* Task directions: Count every line in the following entries where the word "triangle" appears. Give the count alone.

*** Working data

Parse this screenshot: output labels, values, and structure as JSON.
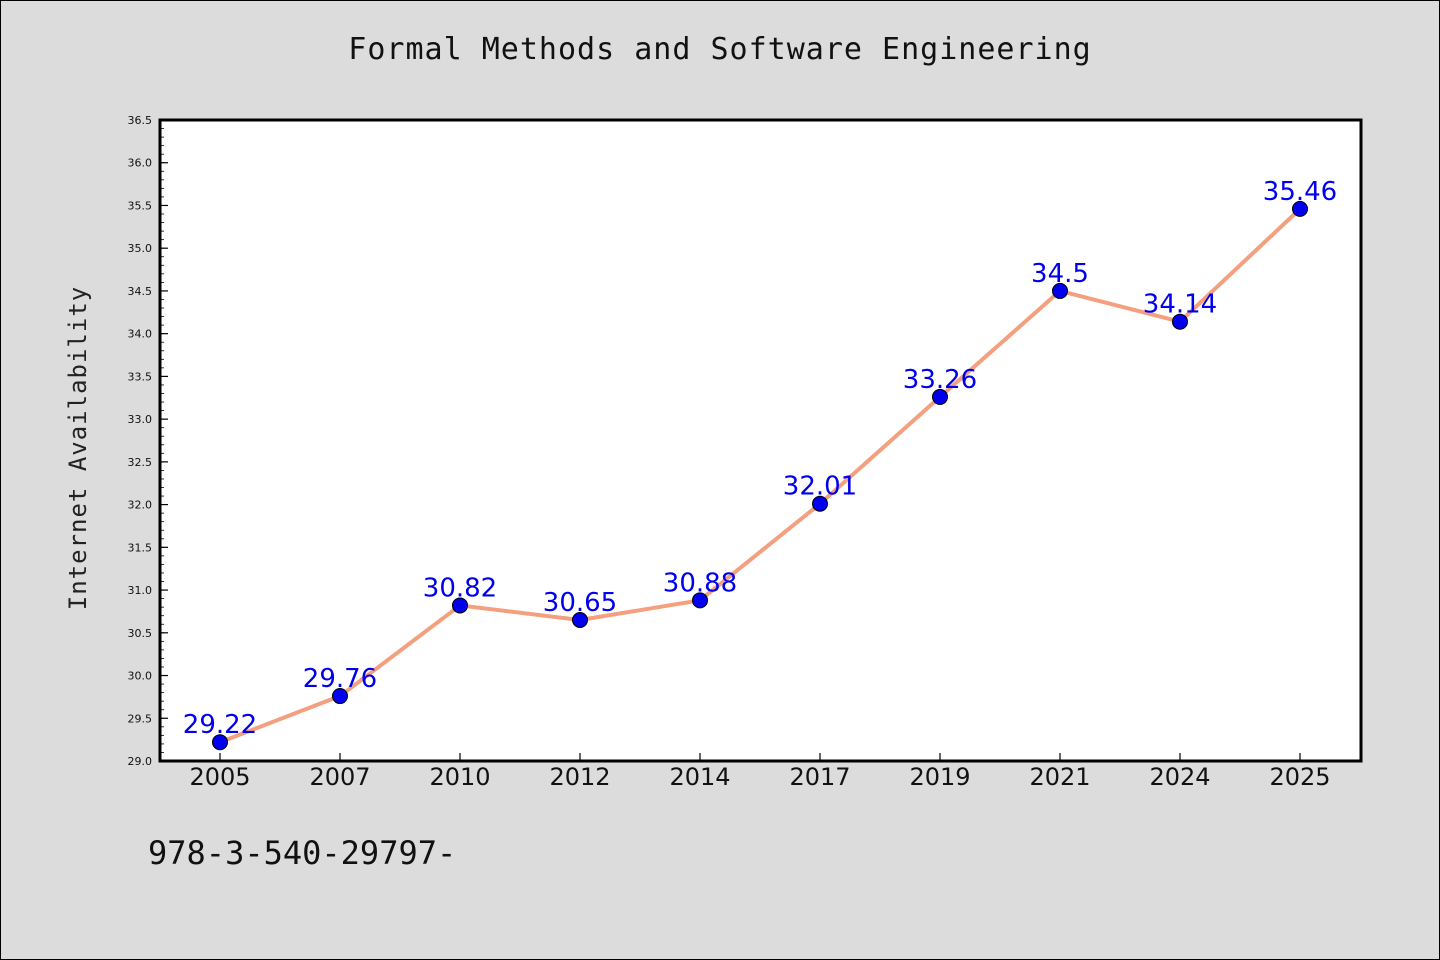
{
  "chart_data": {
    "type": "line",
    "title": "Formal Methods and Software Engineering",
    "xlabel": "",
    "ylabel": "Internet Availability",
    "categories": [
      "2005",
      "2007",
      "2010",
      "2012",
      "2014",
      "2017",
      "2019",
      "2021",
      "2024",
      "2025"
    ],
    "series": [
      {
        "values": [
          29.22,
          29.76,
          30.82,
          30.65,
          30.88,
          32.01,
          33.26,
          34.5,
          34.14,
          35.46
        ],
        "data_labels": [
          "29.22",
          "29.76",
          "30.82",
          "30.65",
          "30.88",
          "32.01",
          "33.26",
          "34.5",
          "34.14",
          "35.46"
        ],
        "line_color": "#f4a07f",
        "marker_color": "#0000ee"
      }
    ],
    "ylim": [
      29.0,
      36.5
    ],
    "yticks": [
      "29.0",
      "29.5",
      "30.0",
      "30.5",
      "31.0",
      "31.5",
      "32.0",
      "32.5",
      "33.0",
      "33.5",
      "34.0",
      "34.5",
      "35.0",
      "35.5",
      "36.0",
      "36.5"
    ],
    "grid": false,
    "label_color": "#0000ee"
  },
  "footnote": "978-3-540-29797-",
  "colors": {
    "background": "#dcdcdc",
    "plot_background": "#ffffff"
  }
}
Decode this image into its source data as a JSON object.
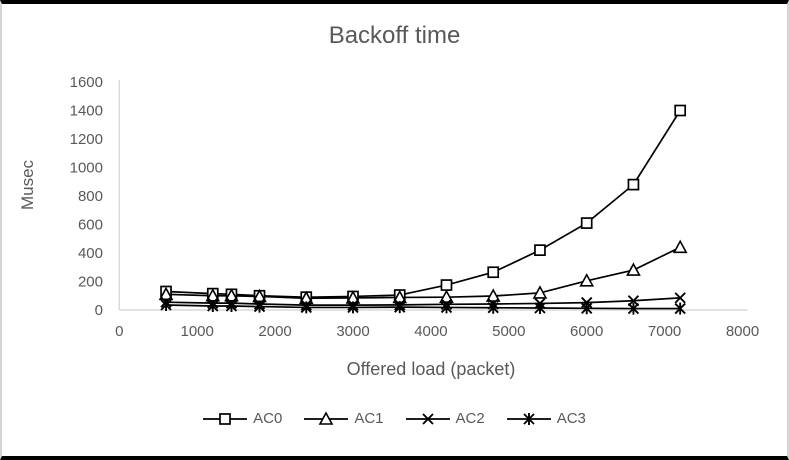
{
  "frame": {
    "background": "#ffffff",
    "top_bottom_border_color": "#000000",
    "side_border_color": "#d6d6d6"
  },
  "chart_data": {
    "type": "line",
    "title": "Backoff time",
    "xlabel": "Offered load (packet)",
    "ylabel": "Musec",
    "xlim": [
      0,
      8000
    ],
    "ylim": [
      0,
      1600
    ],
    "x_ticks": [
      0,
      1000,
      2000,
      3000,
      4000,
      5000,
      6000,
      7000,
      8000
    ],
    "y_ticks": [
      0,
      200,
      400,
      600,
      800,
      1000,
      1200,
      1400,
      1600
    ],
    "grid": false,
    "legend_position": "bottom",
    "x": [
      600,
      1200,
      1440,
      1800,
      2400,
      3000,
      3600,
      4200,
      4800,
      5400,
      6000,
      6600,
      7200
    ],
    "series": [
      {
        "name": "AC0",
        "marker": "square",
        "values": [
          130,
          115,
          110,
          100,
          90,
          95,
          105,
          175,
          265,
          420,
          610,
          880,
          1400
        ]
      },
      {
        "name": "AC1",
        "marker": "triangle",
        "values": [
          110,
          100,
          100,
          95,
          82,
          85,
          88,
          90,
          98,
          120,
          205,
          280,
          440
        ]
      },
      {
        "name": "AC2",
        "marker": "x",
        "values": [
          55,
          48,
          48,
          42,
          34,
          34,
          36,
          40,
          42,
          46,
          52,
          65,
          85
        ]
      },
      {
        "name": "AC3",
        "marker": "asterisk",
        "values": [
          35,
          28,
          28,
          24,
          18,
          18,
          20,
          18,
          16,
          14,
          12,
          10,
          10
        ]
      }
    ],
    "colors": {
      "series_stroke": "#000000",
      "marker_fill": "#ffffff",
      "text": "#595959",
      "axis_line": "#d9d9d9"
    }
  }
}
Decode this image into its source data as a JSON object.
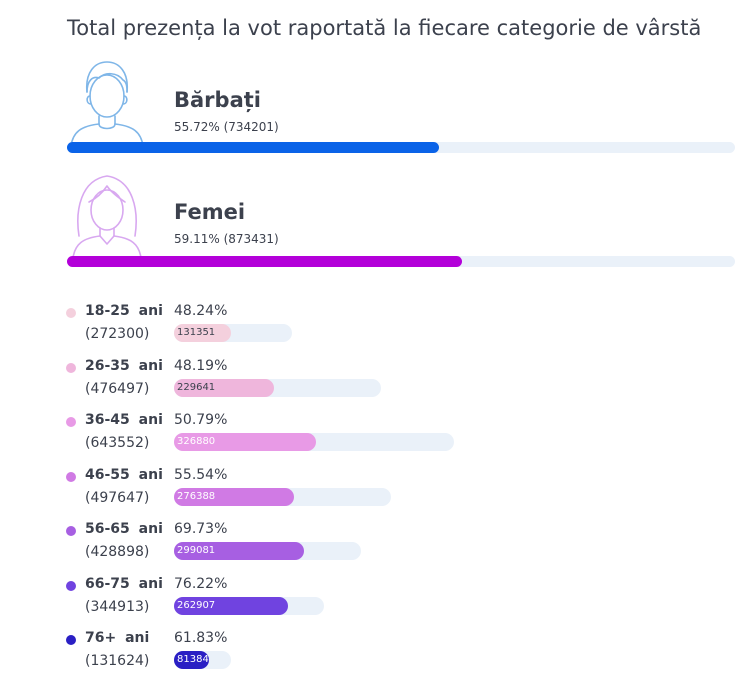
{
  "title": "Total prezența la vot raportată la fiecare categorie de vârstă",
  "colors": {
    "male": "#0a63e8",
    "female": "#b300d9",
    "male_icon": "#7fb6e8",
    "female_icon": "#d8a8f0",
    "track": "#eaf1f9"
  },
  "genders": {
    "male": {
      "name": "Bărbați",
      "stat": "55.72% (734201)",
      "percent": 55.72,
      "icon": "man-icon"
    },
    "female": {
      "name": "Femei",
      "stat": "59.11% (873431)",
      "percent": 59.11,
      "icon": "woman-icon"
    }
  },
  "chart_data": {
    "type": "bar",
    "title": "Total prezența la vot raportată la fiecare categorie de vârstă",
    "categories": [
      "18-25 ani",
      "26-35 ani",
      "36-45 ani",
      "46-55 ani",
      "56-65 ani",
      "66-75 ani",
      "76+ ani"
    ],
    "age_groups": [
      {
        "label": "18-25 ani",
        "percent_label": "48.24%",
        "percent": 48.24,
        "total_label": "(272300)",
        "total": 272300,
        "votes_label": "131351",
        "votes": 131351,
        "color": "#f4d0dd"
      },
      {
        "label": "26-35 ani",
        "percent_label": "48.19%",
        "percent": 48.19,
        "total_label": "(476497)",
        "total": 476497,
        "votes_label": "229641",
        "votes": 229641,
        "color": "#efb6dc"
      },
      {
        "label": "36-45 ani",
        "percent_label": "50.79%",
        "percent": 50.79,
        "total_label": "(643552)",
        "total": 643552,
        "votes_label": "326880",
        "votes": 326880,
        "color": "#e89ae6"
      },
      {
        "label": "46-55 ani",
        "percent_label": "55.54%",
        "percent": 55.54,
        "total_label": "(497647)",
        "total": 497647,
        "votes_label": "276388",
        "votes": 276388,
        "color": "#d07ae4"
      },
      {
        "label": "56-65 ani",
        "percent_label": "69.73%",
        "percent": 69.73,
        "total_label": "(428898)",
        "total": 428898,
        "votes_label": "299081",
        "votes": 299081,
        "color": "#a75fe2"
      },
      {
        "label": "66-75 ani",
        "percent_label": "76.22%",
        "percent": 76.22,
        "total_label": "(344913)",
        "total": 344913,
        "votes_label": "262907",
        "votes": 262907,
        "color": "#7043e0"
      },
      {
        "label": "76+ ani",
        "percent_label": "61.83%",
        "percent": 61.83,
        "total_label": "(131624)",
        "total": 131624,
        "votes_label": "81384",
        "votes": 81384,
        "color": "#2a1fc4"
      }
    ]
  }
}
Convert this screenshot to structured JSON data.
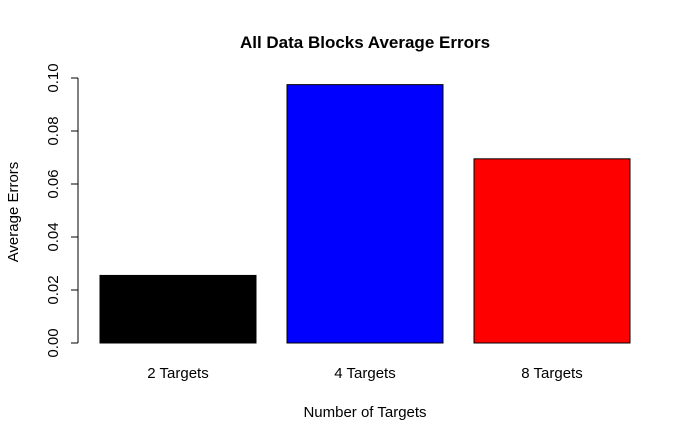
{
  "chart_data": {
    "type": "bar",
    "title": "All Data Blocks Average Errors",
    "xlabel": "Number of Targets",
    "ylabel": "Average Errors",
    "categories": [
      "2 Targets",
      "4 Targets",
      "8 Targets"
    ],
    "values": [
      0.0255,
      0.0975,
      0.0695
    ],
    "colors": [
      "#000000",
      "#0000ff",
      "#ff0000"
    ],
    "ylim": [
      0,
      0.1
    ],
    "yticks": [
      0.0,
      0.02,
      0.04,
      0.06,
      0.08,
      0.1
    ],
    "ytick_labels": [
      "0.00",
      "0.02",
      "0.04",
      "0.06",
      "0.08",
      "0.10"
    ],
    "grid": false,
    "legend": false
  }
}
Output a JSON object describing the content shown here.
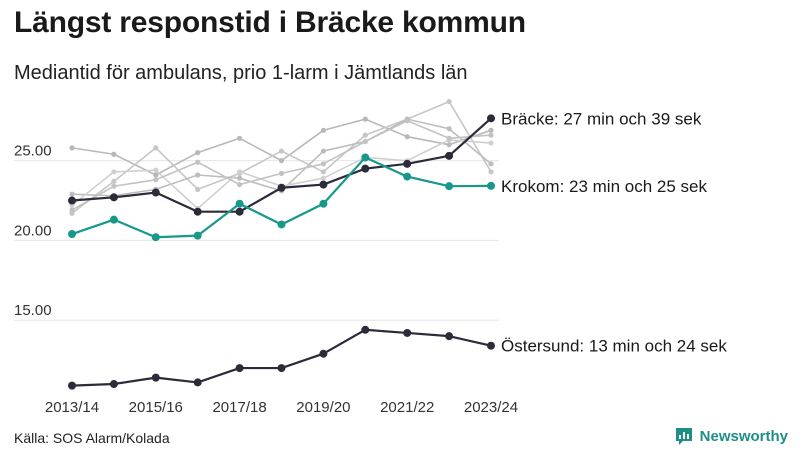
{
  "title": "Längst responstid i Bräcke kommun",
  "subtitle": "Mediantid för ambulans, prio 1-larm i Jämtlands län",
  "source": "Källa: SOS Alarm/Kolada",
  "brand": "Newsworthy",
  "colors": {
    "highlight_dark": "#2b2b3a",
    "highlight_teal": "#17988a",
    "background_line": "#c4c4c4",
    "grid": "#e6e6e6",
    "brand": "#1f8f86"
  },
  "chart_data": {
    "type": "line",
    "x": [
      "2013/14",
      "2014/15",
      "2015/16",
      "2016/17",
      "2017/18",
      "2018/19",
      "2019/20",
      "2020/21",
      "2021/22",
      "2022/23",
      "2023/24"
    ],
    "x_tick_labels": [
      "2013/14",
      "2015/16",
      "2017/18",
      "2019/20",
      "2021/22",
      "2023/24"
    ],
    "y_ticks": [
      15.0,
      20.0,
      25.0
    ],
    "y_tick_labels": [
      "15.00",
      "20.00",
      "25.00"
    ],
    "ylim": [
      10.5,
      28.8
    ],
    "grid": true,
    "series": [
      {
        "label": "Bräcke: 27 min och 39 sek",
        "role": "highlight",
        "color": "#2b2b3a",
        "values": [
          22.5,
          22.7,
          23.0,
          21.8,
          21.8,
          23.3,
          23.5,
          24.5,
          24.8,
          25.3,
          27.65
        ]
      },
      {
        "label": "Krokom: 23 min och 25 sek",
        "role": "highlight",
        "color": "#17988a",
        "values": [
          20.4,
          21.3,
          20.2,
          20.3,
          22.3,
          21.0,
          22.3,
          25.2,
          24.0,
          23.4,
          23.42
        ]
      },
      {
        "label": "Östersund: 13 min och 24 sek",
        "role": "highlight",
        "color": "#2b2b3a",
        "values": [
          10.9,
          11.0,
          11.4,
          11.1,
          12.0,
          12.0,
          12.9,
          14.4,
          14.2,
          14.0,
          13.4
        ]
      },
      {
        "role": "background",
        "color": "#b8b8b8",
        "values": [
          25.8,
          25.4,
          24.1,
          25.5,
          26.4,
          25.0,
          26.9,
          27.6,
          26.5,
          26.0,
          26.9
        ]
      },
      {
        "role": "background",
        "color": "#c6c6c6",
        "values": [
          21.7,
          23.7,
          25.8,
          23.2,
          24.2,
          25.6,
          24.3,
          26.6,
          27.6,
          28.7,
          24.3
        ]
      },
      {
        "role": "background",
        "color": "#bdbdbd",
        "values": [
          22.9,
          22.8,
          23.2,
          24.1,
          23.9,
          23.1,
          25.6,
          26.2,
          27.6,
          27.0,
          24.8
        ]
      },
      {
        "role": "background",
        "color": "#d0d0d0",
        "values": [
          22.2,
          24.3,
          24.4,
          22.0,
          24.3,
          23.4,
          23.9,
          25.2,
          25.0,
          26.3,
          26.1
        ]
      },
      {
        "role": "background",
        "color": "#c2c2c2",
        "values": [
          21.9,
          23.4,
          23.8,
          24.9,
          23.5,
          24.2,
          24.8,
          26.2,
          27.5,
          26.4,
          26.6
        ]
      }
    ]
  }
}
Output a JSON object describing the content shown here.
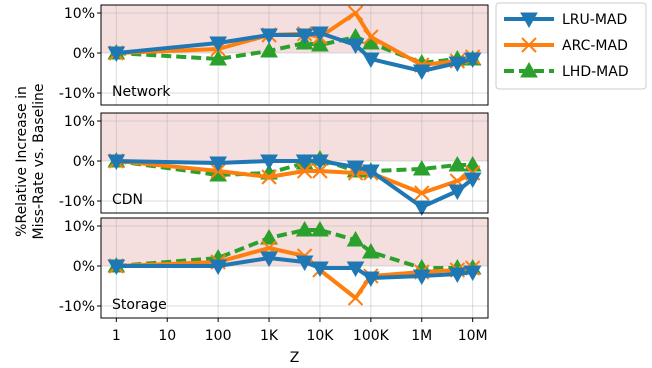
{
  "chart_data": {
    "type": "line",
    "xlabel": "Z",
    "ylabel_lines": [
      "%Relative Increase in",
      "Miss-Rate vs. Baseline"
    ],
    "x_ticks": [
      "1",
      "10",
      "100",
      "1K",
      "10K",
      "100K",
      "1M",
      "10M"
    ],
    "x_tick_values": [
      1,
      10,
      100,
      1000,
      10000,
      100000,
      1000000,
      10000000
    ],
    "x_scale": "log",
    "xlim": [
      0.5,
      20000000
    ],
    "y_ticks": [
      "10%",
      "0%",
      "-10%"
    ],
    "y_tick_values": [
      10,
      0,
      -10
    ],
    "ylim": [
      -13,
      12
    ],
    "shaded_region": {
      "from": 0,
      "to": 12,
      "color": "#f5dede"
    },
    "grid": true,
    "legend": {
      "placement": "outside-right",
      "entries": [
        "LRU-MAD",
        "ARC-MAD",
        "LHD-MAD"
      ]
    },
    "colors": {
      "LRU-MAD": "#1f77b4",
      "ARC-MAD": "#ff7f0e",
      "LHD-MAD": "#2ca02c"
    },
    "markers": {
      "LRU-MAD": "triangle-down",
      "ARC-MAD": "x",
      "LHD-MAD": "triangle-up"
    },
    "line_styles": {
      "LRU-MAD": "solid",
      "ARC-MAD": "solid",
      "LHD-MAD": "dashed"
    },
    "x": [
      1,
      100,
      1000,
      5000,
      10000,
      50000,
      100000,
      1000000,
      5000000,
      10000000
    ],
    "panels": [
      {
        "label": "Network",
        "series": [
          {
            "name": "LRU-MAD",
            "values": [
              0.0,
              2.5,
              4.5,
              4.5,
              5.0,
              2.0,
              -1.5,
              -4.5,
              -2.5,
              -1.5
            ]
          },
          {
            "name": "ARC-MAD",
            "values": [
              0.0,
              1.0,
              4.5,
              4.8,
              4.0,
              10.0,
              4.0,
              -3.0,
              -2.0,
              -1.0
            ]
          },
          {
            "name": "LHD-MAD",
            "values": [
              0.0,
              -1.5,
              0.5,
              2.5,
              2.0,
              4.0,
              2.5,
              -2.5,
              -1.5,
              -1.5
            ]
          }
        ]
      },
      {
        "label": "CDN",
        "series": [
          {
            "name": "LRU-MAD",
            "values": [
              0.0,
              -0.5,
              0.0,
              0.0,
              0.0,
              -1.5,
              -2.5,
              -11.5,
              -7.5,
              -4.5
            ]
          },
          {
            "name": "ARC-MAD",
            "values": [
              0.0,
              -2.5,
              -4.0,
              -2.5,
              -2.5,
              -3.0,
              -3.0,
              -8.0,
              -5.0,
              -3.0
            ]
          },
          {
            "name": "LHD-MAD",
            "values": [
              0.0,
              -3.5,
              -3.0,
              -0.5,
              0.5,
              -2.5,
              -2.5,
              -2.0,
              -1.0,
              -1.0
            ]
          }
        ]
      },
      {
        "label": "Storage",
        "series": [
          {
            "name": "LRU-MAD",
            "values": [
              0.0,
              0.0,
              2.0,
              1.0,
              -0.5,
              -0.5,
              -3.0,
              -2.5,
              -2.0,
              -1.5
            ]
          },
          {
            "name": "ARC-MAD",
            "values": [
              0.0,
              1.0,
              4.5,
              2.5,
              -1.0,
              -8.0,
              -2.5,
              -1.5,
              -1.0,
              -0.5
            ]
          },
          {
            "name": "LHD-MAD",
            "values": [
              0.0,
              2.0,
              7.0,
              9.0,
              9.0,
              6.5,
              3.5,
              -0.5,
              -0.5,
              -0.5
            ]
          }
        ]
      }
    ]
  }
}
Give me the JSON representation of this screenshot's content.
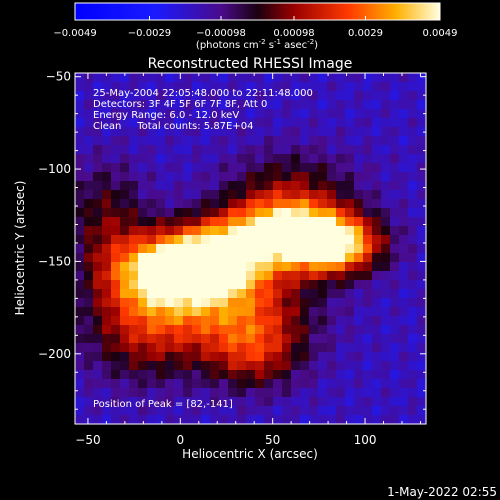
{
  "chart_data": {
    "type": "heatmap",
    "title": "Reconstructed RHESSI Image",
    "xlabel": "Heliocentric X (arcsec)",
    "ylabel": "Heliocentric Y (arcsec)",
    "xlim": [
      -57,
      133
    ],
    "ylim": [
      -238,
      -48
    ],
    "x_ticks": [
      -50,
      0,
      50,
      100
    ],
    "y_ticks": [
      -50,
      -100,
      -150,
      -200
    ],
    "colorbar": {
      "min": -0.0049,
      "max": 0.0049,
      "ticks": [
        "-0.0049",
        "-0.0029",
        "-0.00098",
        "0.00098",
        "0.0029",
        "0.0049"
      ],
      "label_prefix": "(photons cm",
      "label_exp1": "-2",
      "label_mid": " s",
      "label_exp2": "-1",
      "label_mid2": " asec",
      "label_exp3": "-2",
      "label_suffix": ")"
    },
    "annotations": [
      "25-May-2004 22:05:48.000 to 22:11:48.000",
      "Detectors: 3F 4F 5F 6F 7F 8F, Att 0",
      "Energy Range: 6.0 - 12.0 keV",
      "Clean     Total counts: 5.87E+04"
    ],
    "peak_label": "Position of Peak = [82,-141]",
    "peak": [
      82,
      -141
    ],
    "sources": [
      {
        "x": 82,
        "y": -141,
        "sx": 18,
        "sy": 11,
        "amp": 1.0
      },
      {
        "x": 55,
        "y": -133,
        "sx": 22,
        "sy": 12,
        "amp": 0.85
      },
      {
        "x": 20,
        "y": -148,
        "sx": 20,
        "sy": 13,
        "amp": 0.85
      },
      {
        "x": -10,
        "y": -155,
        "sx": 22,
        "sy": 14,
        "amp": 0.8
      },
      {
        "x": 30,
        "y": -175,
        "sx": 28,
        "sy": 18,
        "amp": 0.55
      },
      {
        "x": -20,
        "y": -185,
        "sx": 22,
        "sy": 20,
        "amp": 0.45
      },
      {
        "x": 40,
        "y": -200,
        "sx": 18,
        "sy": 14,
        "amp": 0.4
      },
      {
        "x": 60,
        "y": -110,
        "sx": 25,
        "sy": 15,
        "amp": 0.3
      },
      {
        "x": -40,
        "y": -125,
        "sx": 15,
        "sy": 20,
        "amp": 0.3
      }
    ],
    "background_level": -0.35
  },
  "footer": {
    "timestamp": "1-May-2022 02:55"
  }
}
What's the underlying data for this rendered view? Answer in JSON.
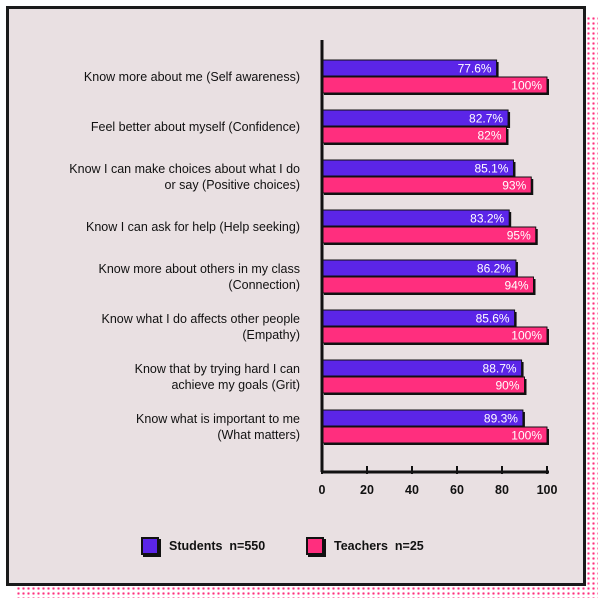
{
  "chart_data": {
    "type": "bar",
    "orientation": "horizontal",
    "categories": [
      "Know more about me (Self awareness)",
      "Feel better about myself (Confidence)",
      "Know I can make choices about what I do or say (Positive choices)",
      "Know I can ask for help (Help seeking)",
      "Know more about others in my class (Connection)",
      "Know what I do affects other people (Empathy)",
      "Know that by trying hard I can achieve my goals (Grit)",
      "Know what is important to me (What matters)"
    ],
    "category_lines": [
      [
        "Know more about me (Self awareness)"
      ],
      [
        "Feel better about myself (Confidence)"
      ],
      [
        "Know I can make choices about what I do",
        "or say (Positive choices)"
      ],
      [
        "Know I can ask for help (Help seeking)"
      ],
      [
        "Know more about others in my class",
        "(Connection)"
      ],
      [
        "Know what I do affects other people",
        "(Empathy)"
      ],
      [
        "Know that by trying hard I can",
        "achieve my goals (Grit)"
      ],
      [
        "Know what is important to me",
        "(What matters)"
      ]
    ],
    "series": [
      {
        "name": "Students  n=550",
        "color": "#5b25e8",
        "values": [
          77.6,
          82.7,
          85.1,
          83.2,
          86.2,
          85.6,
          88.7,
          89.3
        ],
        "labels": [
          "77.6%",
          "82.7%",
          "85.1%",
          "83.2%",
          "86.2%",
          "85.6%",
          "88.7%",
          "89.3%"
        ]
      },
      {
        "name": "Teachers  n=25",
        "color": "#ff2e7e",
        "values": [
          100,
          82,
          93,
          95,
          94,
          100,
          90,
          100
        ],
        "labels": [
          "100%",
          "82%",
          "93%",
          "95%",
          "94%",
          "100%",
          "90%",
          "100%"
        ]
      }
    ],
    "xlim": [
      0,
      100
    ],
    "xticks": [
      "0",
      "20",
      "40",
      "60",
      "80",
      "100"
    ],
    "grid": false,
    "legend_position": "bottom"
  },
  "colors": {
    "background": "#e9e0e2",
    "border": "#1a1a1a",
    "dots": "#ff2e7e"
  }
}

******

* Expected output: 3